Give the material again in full, matching it exactly.

====== Data excerpts ======

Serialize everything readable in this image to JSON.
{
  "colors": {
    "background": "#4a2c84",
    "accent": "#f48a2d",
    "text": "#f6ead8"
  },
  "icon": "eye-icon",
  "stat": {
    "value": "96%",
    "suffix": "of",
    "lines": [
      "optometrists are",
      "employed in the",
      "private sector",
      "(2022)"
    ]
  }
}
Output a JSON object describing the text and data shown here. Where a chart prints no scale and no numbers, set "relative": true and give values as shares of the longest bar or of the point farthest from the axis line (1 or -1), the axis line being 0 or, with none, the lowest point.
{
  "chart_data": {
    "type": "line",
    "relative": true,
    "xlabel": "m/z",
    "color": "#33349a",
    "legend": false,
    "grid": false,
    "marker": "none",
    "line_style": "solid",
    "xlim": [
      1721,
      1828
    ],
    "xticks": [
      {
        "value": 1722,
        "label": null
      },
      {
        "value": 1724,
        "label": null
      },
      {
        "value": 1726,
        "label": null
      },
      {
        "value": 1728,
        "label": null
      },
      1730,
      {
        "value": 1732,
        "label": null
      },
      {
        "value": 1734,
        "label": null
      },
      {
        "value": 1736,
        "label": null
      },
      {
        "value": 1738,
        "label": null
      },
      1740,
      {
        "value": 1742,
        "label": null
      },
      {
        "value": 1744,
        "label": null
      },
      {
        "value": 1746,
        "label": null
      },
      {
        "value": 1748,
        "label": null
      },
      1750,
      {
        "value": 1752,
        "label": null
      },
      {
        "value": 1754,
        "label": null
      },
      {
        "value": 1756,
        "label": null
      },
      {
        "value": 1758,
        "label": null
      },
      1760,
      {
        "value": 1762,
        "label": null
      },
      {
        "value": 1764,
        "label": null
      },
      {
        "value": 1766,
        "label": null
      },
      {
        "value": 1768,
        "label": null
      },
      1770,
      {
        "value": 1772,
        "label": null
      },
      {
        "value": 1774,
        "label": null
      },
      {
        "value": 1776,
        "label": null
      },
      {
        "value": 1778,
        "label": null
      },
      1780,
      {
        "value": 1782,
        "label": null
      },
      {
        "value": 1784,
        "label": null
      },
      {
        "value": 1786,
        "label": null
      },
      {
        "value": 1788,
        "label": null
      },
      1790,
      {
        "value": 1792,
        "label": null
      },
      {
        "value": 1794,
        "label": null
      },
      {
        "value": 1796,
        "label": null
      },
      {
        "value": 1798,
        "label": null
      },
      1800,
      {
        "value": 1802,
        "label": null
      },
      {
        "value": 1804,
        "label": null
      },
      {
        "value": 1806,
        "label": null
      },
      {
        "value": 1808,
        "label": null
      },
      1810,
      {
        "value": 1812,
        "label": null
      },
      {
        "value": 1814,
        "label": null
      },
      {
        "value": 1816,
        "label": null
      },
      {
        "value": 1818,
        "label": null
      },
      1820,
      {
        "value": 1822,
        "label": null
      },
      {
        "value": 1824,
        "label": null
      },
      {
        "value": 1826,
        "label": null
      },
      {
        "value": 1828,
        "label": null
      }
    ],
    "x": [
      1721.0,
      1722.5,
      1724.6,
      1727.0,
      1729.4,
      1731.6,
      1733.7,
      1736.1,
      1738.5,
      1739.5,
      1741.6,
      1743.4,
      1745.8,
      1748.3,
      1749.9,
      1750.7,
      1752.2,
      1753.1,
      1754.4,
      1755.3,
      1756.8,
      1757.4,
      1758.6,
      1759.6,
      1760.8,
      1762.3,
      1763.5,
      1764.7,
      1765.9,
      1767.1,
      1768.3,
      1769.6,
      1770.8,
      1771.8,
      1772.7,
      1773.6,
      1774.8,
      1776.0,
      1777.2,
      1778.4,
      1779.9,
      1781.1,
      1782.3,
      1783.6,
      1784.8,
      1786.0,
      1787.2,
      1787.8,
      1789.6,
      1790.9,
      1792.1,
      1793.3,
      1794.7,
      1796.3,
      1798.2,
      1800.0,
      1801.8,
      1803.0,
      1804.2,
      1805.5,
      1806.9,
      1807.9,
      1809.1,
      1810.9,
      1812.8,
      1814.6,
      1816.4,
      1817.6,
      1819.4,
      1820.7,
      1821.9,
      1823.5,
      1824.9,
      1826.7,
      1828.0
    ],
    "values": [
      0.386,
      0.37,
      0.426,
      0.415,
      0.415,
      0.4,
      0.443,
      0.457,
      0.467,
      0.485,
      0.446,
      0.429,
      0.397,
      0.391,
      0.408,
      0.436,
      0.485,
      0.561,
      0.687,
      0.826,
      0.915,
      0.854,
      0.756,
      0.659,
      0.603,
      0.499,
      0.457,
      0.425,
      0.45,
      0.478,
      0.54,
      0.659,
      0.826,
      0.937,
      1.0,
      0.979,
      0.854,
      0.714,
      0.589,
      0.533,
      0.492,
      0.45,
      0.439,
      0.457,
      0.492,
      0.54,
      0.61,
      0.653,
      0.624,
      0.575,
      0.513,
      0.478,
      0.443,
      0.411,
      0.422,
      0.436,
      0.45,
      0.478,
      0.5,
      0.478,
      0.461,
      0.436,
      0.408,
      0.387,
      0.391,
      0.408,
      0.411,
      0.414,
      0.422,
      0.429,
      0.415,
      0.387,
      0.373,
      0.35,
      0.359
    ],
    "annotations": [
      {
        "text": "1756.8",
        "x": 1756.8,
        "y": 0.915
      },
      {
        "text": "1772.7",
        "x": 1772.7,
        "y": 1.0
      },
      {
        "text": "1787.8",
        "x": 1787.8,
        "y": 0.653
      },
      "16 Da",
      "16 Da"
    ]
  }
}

======

_Response_
Serialize everything readable in this image to JSON.
{
  "colors": {
    "background": "#4a2c84",
    "accent": "#f48a2d",
    "text": "#f6ead8"
  },
  "icon": "eye-icon",
  "stat": {
    "value": "96%",
    "suffix": "of",
    "lines": [
      "optometrists are",
      "employed in the",
      "private sector",
      "(2022)"
    ]
  }
}
Output a JSON object describing the text and data shown here. Where a chart prints no scale and no numbers, set "relative": true and give values as shares of the longest bar or of the point farthest from the axis line (1 or -1), the axis line being 0 or, with none, the lowest point.
{
  "chart_data": {
    "type": "line",
    "relative": true,
    "xlabel": "m/z",
    "color": "#33349a",
    "legend": false,
    "grid": false,
    "marker": "none",
    "line_style": "solid",
    "xlim": [
      1721,
      1828
    ],
    "xticks": [
      {
        "value": 1722,
        "label": null
      },
      {
        "value": 1724,
        "label": null
      },
      {
        "value": 1726,
        "label": null
      },
      {
        "value": 1728,
        "label": null
      },
      1730,
      {
        "value": 1732,
        "label": null
      },
      {
        "value": 1734,
        "label": null
      },
      {
        "value": 1736,
        "label": null
      },
      {
        "value": 1738,
        "label": null
      },
      1740,
      {
        "value": 1742,
        "label": null
      },
      {
        "value": 1744,
        "label": null
      },
      {
        "value": 1746,
        "label": null
      },
      {
        "value": 1748,
        "label": null
      },
      1750,
      {
        "value": 1752,
        "label": null
      },
      {
        "value": 1754,
        "label": null
      },
      {
        "value": 1756,
        "label": null
      },
      {
        "value": 1758,
        "label": null
      },
      1760,
      {
        "value": 1762,
        "label": null
      },
      {
        "value": 1764,
        "label": null
      },
      {
        "value": 1766,
        "label": null
      },
      {
        "value": 1768,
        "label": null
      },
      1770,
      {
        "value": 1772,
        "label": null
      },
      {
        "value": 1774,
        "label": null
      },
      {
        "value": 1776,
        "label": null
      },
      {
        "value": 1778,
        "label": null
      },
      1780,
      {
        "value": 1782,
        "label": null
      },
      {
        "value": 1784,
        "label": null
      },
      {
        "value": 1786,
        "label": null
      },
      {
        "value": 1788,
        "label": null
      },
      1790,
      {
        "value": 1792,
        "label": null
      },
      {
        "value": 1794,
        "label": null
      },
      {
        "value": 1796,
        "label": null
      },
      {
        "value": 1798,
        "label": null
      },
      1800,
      {
        "value": 1802,
        "label": null
      },
      {
        "value": 1804,
        "label": null
      },
      {
        "value": 1806,
        "label": null
      },
      {
        "value": 1808,
        "label": null
      },
      1810,
      {
        "value": 1812,
        "label": null
      },
      {
        "value": 1814,
        "label": null
      },
      {
        "value": 1816,
        "label": null
      },
      {
        "value": 1818,
        "label": null
      },
      1820,
      {
        "value": 1822,
        "label": null
      },
      {
        "value": 1824,
        "label": null
      },
      {
        "value": 1826,
        "label": null
      },
      {
        "value": 1828,
        "label": null
      }
    ],
    "x": [
      1721.0,
      1722.5,
      1724.6,
      1727.0,
      1729.4,
      1731.6,
      1733.7,
      1736.1,
      1738.5,
      1739.5,
      1741.6,
      1743.4,
      1745.8,
      1748.3,
      1749.9,
      1750.7,
      1752.2,
      1753.1,
      1754.4,
      1755.3,
      1756.8,
      1757.4,
      1758.6,
      1759.6,
      1760.8,
      1762.3,
      1763.5,
      1764.7,
      1765.9,
      1767.1,
      1768.3,
      1769.6,
      1770.8,
      1771.8,
      1772.7,
      1773.6,
      1774.8,
      1776.0,
      1777.2,
      1778.4,
      1779.9,
      1781.1,
      1782.3,
      1783.6,
      1784.8,
      1786.0,
      1787.2,
      1787.8,
      1789.6,
      1790.9,
      1792.1,
      1793.3,
      1794.7,
      1796.3,
      1798.2,
      1800.0,
      1801.8,
      1803.0,
      1804.2,
      1805.5,
      1806.9,
      1807.9,
      1809.1,
      1810.9,
      1812.8,
      1814.6,
      1816.4,
      1817.6,
      1819.4,
      1820.7,
      1821.9,
      1823.5,
      1824.9,
      1826.7,
      1828.0
    ],
    "values": [
      0.386,
      0.37,
      0.426,
      0.415,
      0.415,
      0.4,
      0.443,
      0.457,
      0.467,
      0.485,
      0.446,
      0.429,
      0.397,
      0.391,
      0.408,
      0.436,
      0.485,
      0.561,
      0.687,
      0.826,
      0.915,
      0.854,
      0.756,
      0.659,
      0.603,
      0.499,
      0.457,
      0.425,
      0.45,
      0.478,
      0.54,
      0.659,
      0.826,
      0.937,
      1.0,
      0.979,
      0.854,
      0.714,
      0.589,
      0.533,
      0.492,
      0.45,
      0.439,
      0.457,
      0.492,
      0.54,
      0.61,
      0.653,
      0.624,
      0.575,
      0.513,
      0.478,
      0.443,
      0.411,
      0.422,
      0.436,
      0.45,
      0.478,
      0.5,
      0.478,
      0.461,
      0.436,
      0.408,
      0.387,
      0.391,
      0.408,
      0.411,
      0.414,
      0.422,
      0.429,
      0.415,
      0.387,
      0.373,
      0.35,
      0.359
    ],
    "annotations": [
      {
        "text": "1756.8",
        "x": 1756.8,
        "y": 0.915
      },
      {
        "text": "1772.7",
        "x": 1772.7,
        "y": 1.0
      },
      {
        "text": "1787.8",
        "x": 1787.8,
        "y": 0.653
      },
      "16 Da",
      "16 Da"
    ]
  }
}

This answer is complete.